[To do] Convert the item lines into a JSON list of strings, one string per line with blank lines omitted, starting at the line that contains "rtl-support-text: Enable Right" and ending at the line that contains "chat-bubble-icon bbox=[25, 254, 43, 272]".

BEGIN Entries shown

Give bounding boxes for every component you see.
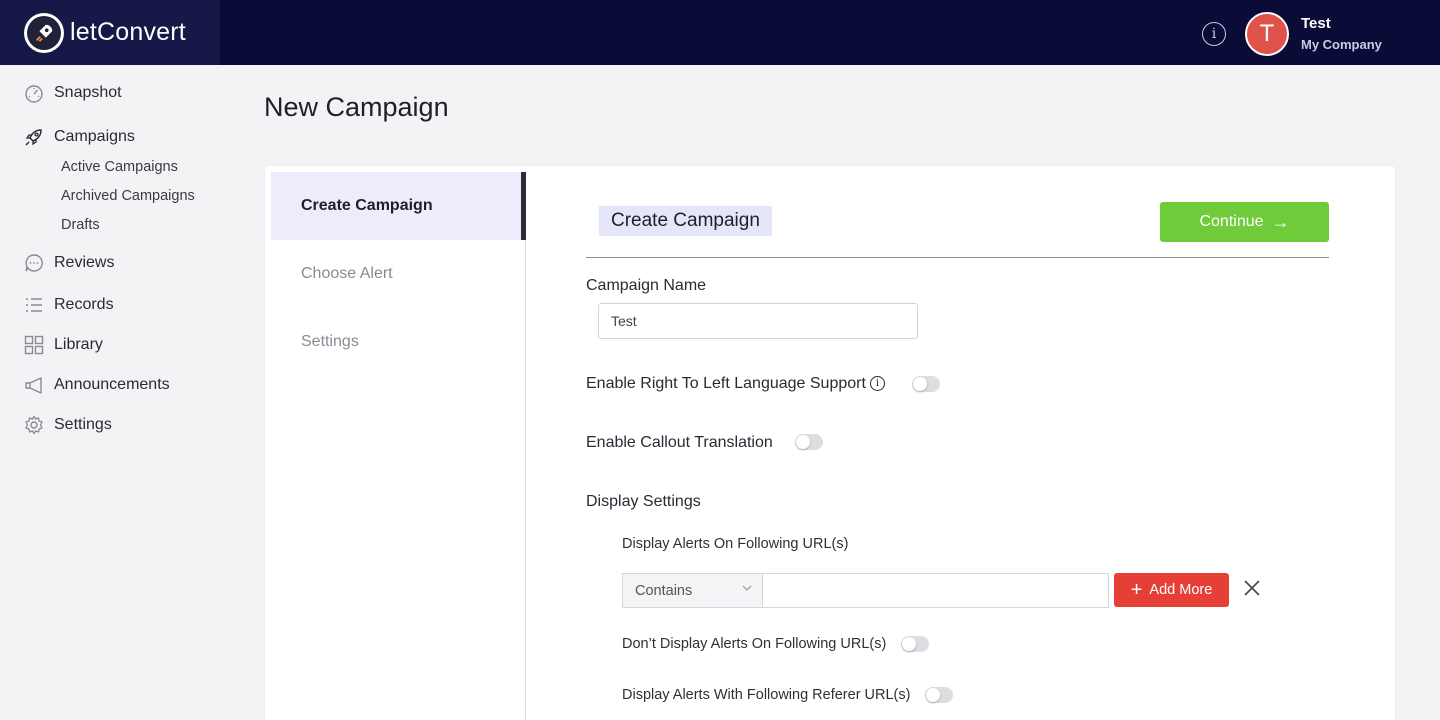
rtl-support-text: Enable Right To Left Language Support bbox=[586, 375, 866, 392]
sidebar-subitem-archived-campaigns[interactable]: Archived Campaigns bbox=[61, 188, 195, 204]
gauge-icon bbox=[25, 85, 43, 103]
sidebar-item-reviews[interactable]: Reviews bbox=[24, 253, 114, 273]
sidebar-item-label: Reviews bbox=[54, 254, 115, 271]
rocket-logo-icon bbox=[24, 12, 64, 53]
step-settings[interactable]: Settings bbox=[271, 308, 526, 376]
continue-label: Continue bbox=[1199, 213, 1264, 230]
toggle-knob bbox=[926, 688, 940, 702]
grid-icon bbox=[24, 335, 44, 355]
sidebar: Snapshot Campaigns Active Campaigns Arch… bbox=[0, 65, 225, 720]
megaphone-icon bbox=[25, 377, 42, 394]
logo-text: letConvert bbox=[70, 18, 186, 46]
user-name[interactable]: Test bbox=[1301, 15, 1331, 32]
callout-translation-toggle[interactable] bbox=[795, 434, 823, 450]
add-more-label: Add More bbox=[1149, 582, 1213, 598]
section-title: Create Campaign bbox=[599, 206, 772, 236]
display-on-urls-label: Display Alerts On Following URL(s) bbox=[622, 536, 849, 552]
arrow-right-icon: → bbox=[1271, 211, 1290, 232]
step-list: Create Campaign Choose Alert Settings bbox=[271, 172, 526, 720]
page-title: New Campaign bbox=[264, 92, 449, 122]
campaign-name-input[interactable] bbox=[598, 303, 918, 339]
sidebar-item-label: Snapshot bbox=[54, 84, 122, 101]
sidebar-item-records[interactable]: Records bbox=[24, 295, 114, 315]
sidebar-subitem-drafts[interactable]: Drafts bbox=[61, 217, 100, 233]
gear-icon bbox=[25, 415, 43, 435]
toggle-knob bbox=[902, 637, 916, 651]
sidebar-item-library[interactable]: Library bbox=[24, 335, 103, 355]
rtl-support-label: Enable Right To Left Language Support i bbox=[586, 375, 885, 393]
chat-bubble-icon bbox=[25, 254, 43, 272]
sidebar-item-announcements[interactable]: Announcements bbox=[24, 375, 170, 395]
sidebar-item-snapshot[interactable]: Snapshot bbox=[24, 83, 122, 103]
sidebar-item-label: Campaigns bbox=[54, 128, 135, 145]
info-icon[interactable]: i bbox=[1202, 22, 1226, 46]
avatar[interactable]: T bbox=[1245, 12, 1289, 56]
sidebar-item-settings[interactable]: Settings bbox=[24, 415, 112, 435]
step-choose-alert[interactable]: Choose Alert bbox=[271, 240, 526, 308]
sidebar-item-label: Records bbox=[54, 296, 114, 313]
add-more-button[interactable]: + Add More bbox=[1114, 573, 1229, 607]
close-icon[interactable] bbox=[1242, 578, 1262, 598]
step-create-campaign[interactable]: Create Campaign bbox=[271, 172, 526, 240]
sidebar-item-campaigns[interactable]: Campaigns bbox=[24, 127, 135, 147]
divider bbox=[586, 257, 1329, 258]
list-icon bbox=[26, 298, 42, 312]
campaign-name-label: Campaign Name bbox=[586, 277, 707, 294]
sidebar-subitem-active-campaigns[interactable]: Active Campaigns bbox=[61, 159, 178, 175]
logo[interactable]: letConvert bbox=[0, 0, 220, 65]
callout-translation-label: Enable Callout Translation bbox=[586, 434, 773, 451]
display-settings-heading: Display Settings bbox=[586, 493, 701, 510]
dont-display-urls-toggle[interactable] bbox=[901, 636, 929, 652]
chevron-down-icon bbox=[742, 585, 752, 591]
referer-urls-label: Display Alerts With Following Referer UR… bbox=[622, 687, 911, 703]
toggle-knob bbox=[796, 435, 810, 449]
match-type-value: Contains bbox=[635, 582, 693, 599]
sidebar-item-label: Announcements bbox=[54, 376, 170, 393]
dont-display-urls-label: Don’t Display Alerts On Following URL(s) bbox=[622, 636, 887, 652]
campaign-card: Create Campaign Choose Alert Settings Cr… bbox=[265, 166, 1395, 720]
info-icon[interactable]: i bbox=[869, 376, 885, 392]
user-company: My Company bbox=[1301, 37, 1382, 52]
plus-icon: + bbox=[1130, 579, 1143, 601]
top-bar: letConvert i T Test My Company bbox=[0, 0, 1440, 65]
sidebar-item-label: Settings bbox=[54, 416, 112, 433]
toggle-knob bbox=[913, 377, 927, 391]
continue-button[interactable]: Continue → bbox=[1160, 202, 1329, 242]
url-input[interactable] bbox=[762, 573, 1109, 608]
referer-urls-toggle[interactable] bbox=[925, 687, 953, 703]
sidebar-item-label: Library bbox=[54, 336, 103, 353]
rocket-icon bbox=[25, 129, 42, 146]
match-type-select[interactable]: Contains bbox=[622, 573, 762, 608]
rtl-support-toggle[interactable] bbox=[912, 376, 940, 392]
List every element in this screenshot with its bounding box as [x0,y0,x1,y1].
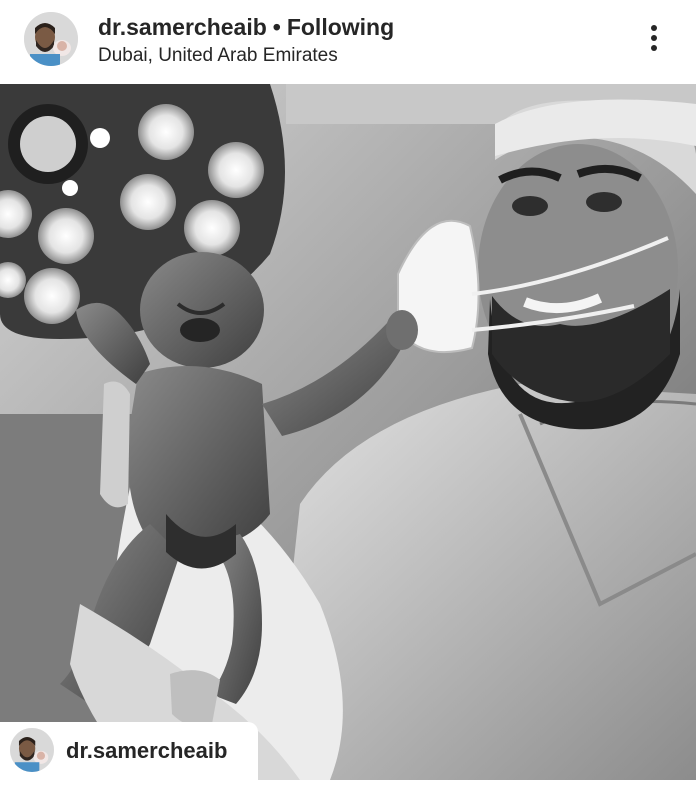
more-options-button[interactable] [640,18,668,58]
post-photo[interactable] [0,84,696,780]
tagged-username[interactable]: dr.samercheaib [66,738,227,764]
username-link[interactable]: dr.samercheaib [98,13,267,41]
post-header: dr.samercheaib • Following Dubai, United… [0,0,696,82]
avatar-image [10,728,54,772]
avatar-image [24,12,78,66]
newborn-surgeon-photo [0,84,696,780]
location-link[interactable]: Dubai, United Arab Emirates [98,44,394,68]
separator-dot: • [272,14,281,40]
tagged-user-chip[interactable]: dr.samercheaib [0,722,258,780]
profile-avatar[interactable] [24,12,78,66]
post-header-text: dr.samercheaib • Following Dubai, United… [98,13,394,68]
following-status[interactable]: Following [287,13,394,41]
post-header-title: dr.samercheaib • Following [98,13,394,41]
tagged-user-avatar [10,728,54,772]
more-vertical-icon [651,25,657,51]
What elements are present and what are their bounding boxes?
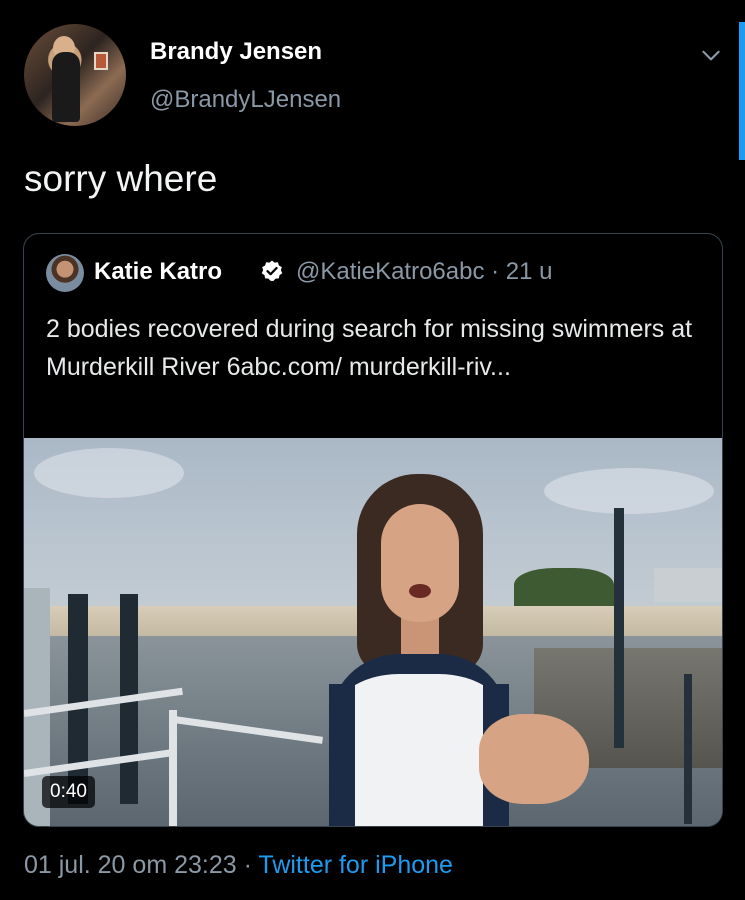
- video-house: [654, 568, 722, 602]
- quoted-tweet-card[interactable]: Katie Katro @KatieKatro6abc · 21 u 2 bod…: [23, 233, 723, 827]
- tweet-header: Brandy Jensen @BrandyLJensen: [24, 24, 724, 128]
- video-rail: [169, 710, 177, 826]
- author-handle[interactable]: @BrandyLJensen: [150, 86, 341, 114]
- video-player[interactable]: 0:40: [24, 438, 722, 826]
- scroll-indicator: [739, 22, 745, 160]
- quoted-tweet-text: 2 bodies recovered during search for mis…: [46, 315, 693, 381]
- video-pile: [68, 594, 88, 804]
- tweet-source-link[interactable]: Twitter for iPhone: [258, 851, 453, 879]
- chevron-down-icon[interactable]: [698, 42, 724, 68]
- avatar-figure: [52, 52, 80, 122]
- author-avatar[interactable]: [24, 24, 126, 126]
- quoted-author-name: Katie Katro: [94, 258, 223, 285]
- video-reporter: [319, 474, 589, 826]
- verified-badge-icon: [261, 260, 283, 281]
- quoted-author-avatar: [46, 254, 84, 292]
- video-post: [684, 674, 692, 824]
- author-name[interactable]: Brandy Jensen: [150, 38, 322, 66]
- video-cloud: [34, 448, 184, 498]
- avatar-picture-frame: [94, 52, 108, 70]
- quoted-tweet-header: Katie Katro @KatieKatro6abc · 21 u: [46, 254, 706, 294]
- tweet-meta: 01 jul. 20 om 23:23 · Twitter for iPhone: [24, 851, 453, 880]
- meta-separator: ·: [236, 851, 259, 879]
- tweet-text: sorry where: [24, 158, 218, 199]
- reporter-shirt-side: [329, 684, 355, 826]
- video-duration-badge: 0:40: [42, 776, 95, 808]
- video-post: [614, 508, 624, 748]
- quoted-handle-time: @KatieKatro6abc · 21 u: [296, 258, 553, 285]
- reporter-hand: [479, 714, 589, 804]
- reporter-mouth: [409, 584, 431, 598]
- reporter-face: [381, 504, 459, 622]
- tweet-timestamp[interactable]: 01 jul. 20 om 23:23: [24, 851, 237, 879]
- video-trees: [514, 568, 614, 610]
- video-cloud: [544, 468, 714, 514]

END Entries shown

[Solution for this problem]
[
  "rtl-support-text: Enable Right To Left Language Support bbox=[586, 375, 866, 392]",
  "sidebar-subitem-archived-campaigns[interactable]: Archived Campaigns bbox=[61, 188, 195, 204]",
  "gauge-icon bbox=[25, 85, 43, 103]",
  "sidebar-item-reviews[interactable]: Reviews bbox=[24, 253, 114, 273]",
  "sidebar-item-label: Reviews bbox=[54, 254, 115, 271]",
  "rocket-logo-icon bbox=[24, 12, 64, 53]",
  "step-settings[interactable]: Settings bbox=[271, 308, 526, 376]",
  "continue-label: Continue bbox=[1199, 213, 1264, 230]",
  "toggle-knob bbox=[926, 688, 940, 702]",
  "grid-icon bbox=[24, 335, 44, 355]",
  "sidebar: Snapshot Campaigns Active Campaigns Arch… bbox=[0, 65, 225, 720]",
  "megaphone-icon bbox=[25, 377, 42, 394]",
  "logo-text: letConvert bbox=[70, 18, 186, 46]",
  "user-name[interactable]: Test bbox=[1301, 15, 1331, 32]",
  "callout-translation-toggle[interactable] bbox=[795, 434, 823, 450]",
  "add-more-label: Add More bbox=[1149, 582, 1213, 598]",
  "section-title: Create Campaign bbox=[599, 206, 772, 236]",
  "display-on-urls-label: Display Alerts On Following URL(s) bbox=[622, 536, 849, 552]",
  "arrow-right-icon: → bbox=[1271, 211, 1290, 232]",
  "step-list: Create Campaign Choose Alert Settings bbox=[271, 172, 526, 720]",
  "page-title: New Campaign bbox=[264, 92, 449, 122]",
  "campaign-name-input[interactable] bbox=[598, 303, 918, 339]",
  "sidebar-item-label: Snapshot bbox=[54, 84, 122, 101]",
  "sidebar-item-records[interactable]: Records bbox=[24, 295, 114, 315]",
  "sidebar-subitem-drafts[interactable]: Drafts bbox=[61, 217, 100, 233]",
  "gear-icon bbox=[25, 415, 43, 435]",
  "toggle-knob bbox=[902, 637, 916, 651]",
  "sidebar-item-library[interactable]: Library bbox=[24, 335, 103, 355]",
  "rtl-support-label: Enable Right To Left Language Support i bbox=[586, 375, 885, 393]",
  "chat-bubble-icon bbox=[25, 254, 43, 272]"
]